# Requirement
Transcribe the listing exactly, leaving out every picture.

# Supplied records
******

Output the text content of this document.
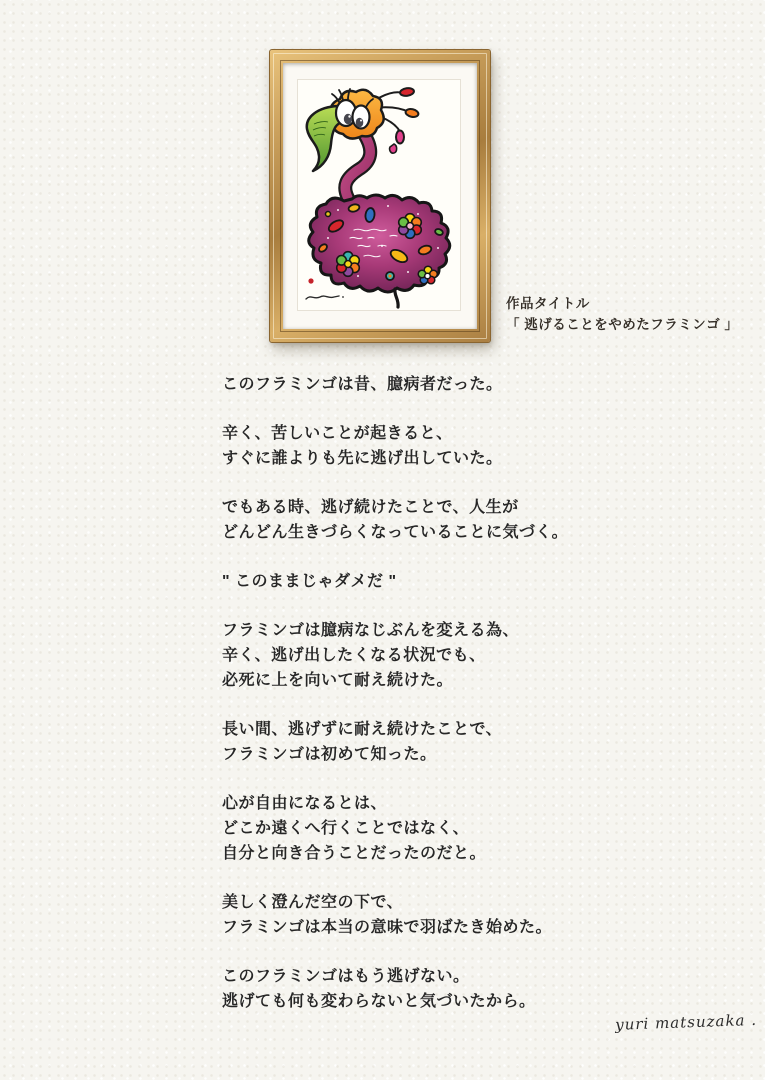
作品タイトル
「 逃げることをやめたフラミンゴ 」
このフラミンゴは昔、臆病者だった。
辛く、苦しいことが起きると、
すぐに誰よりも先に逃げ出していた。
でもある時、逃げ続けたことで、人生が
どんどん生きづらくなっていることに気づく。
" このままじゃダメだ "
フラミンゴは臆病なじぶんを変える為、
辛く、逃げ出したくなる状況でも、
必死に上を向いて耐え続けた。
長い間、逃げずに耐え続けたことで、
フラミンゴは初めて知った。
心が自由になるとは、
どこか遠くへ行くことではなく、
自分と向き合うことだったのだと。
美しく澄んだ空の下で、
フラミンゴは本当の意味で羽ばたき始めた。
このフラミンゴはもう逃げない。
逃げても何も変わらないと気づいたから。
yuri matsuzaka .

******

# Result
Output the text content of this document.
作品タイトル
「 逃げることをやめたフラミンゴ 」
このフラミンゴは昔、臆病者だった。
辛く、苦しいことが起きると、
すぐに誰よりも先に逃げ出していた。
でもある時、逃げ続けたことで、人生が
どんどん生きづらくなっていることに気づく。
" このままじゃダメだ "
フラミンゴは臆病なじぶんを変える為、
辛く、逃げ出したくなる状況でも、
必死に上を向いて耐え続けた。
長い間、逃げずに耐え続けたことで、
フラミンゴは初めて知った。
心が自由になるとは、
どこか遠くへ行くことではなく、
自分と向き合うことだったのだと。
美しく澄んだ空の下で、
フラミンゴは本当の意味で羽ばたき始めた。
このフラミンゴはもう逃げない。
逃げても何も変わらないと気づいたから。
yuri matsuzaka .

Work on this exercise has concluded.